● **To do**: Set down the full listing exactly, character for character.

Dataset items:
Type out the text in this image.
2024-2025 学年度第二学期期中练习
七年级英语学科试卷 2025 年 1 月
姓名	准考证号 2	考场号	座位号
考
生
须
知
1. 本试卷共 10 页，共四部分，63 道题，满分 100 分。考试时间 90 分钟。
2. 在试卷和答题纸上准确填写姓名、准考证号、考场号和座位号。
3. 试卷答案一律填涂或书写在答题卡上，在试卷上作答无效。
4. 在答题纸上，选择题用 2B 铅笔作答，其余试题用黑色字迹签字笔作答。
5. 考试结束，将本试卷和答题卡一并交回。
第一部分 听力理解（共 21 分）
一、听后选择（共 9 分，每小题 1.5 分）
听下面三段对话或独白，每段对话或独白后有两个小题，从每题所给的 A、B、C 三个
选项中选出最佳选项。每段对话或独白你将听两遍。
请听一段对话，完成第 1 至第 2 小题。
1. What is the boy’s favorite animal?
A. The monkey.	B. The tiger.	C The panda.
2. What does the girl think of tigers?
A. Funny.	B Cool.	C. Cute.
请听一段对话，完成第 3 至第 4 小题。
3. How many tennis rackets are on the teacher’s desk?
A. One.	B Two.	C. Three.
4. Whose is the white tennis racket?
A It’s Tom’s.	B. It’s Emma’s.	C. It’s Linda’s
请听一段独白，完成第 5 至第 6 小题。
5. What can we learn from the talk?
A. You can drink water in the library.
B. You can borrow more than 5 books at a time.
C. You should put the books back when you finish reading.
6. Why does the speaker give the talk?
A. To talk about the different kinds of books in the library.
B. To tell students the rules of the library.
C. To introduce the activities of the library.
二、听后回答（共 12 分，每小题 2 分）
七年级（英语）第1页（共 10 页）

● **Output for this exercise**:
Type out the text in this image.
2024-2025 学年度第二学期期中练习
七年级英语学科试卷 2025 年 1 月
姓名	准考证号 2	考场号	座位号
考
生
须
知
1. 本试卷共 10 页，共四部分，63 道题，满分 100 分。考试时间 90 分钟。
2. 在试卷和答题纸上准确填写姓名、准考证号、考场号和座位号。
3. 试卷答案一律填涂或书写在答题卡上，在试卷上作答无效。
4. 在答题纸上，选择题用 2B 铅笔作答，其余试题用黑色字迹签字笔作答。
5. 考试结束，将本试卷和答题卡一并交回。
第一部分 听力理解（共 21 分）
一、听后选择（共 9 分，每小题 1.5 分）
听下面三段对话或独白，每段对话或独白后有两个小题，从每题所给的 A、B、C 三个
选项中选出最佳选项。每段对话或独白你将听两遍。
请听一段对话，完成第 1 至第 2 小题。
1. What is the boy’s favorite animal?
A. The monkey.	B. The tiger.	C The panda.
2. What does the girl think of tigers?
A. Funny.	B Cool.	C. Cute.
请听一段对话，完成第 3 至第 4 小题。
3. How many tennis rackets are on the teacher’s desk?
A. One.	B Two.	C. Three.
4. Whose is the white tennis racket?
A It’s Tom’s.	B. It’s Emma’s.	C. It’s Linda’s
请听一段独白，完成第 5 至第 6 小题。
5. What can we learn from the talk?
A. You can drink water in the library.
B. You can borrow more than 5 books at a time.
C. You should put the books back when you finish reading.
6. Why does the speaker give the talk?
A. To talk about the different kinds of books in the library.
B. To tell students the rules of the library.
C. To introduce the activities of the library.
二、听后回答（共 12 分，每小题 2 分）
七年级（英语）第1页（共 10 页）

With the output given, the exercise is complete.